Materials provided =>
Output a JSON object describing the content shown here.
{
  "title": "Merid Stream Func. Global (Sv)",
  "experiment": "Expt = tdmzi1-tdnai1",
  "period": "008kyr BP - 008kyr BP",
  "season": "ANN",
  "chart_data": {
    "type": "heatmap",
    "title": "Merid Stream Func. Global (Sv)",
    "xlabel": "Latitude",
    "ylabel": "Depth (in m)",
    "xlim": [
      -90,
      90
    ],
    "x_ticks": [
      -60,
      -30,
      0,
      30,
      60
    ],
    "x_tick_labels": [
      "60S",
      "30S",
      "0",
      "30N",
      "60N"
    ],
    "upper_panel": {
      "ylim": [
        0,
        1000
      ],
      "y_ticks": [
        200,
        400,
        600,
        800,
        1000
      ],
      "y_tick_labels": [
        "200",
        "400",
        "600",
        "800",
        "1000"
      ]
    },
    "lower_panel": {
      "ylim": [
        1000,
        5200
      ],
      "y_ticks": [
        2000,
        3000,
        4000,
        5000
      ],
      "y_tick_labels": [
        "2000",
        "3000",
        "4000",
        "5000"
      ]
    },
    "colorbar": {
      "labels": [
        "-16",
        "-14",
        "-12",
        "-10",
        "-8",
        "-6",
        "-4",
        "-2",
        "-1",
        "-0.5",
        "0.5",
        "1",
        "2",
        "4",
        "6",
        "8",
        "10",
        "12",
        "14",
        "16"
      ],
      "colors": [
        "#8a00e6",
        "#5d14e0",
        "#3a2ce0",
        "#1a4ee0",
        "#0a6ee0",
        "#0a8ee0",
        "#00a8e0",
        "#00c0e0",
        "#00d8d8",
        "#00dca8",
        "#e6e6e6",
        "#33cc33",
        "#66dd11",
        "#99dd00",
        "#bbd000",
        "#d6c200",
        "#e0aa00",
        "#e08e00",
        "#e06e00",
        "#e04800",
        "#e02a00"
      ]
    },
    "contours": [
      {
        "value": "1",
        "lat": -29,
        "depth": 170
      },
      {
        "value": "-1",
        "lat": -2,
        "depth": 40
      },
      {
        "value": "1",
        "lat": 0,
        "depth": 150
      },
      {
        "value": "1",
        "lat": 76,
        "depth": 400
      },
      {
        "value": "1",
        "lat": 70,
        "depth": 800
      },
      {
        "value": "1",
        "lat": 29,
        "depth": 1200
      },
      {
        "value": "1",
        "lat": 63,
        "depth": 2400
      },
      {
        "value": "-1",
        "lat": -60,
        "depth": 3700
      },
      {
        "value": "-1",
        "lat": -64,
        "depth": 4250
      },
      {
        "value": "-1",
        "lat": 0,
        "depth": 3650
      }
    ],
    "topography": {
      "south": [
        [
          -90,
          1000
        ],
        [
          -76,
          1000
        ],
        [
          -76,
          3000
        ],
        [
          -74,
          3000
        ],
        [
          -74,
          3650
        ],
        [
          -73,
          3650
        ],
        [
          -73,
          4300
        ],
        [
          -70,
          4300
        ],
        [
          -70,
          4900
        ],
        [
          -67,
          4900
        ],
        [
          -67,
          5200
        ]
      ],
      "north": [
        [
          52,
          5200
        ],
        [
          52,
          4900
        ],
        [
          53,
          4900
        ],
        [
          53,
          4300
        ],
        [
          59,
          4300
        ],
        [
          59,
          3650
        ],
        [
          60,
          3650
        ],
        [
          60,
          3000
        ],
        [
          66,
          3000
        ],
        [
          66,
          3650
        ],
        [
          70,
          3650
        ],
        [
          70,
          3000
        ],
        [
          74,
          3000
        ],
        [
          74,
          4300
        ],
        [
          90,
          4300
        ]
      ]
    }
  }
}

Exercise requirements => Where a line in the entries holds "Merid", copy that line.

Result of the exercise =>
  "title": "Merid Stream Func. Global (Sv)",
    "title": "Merid Stream Func. Global (Sv)",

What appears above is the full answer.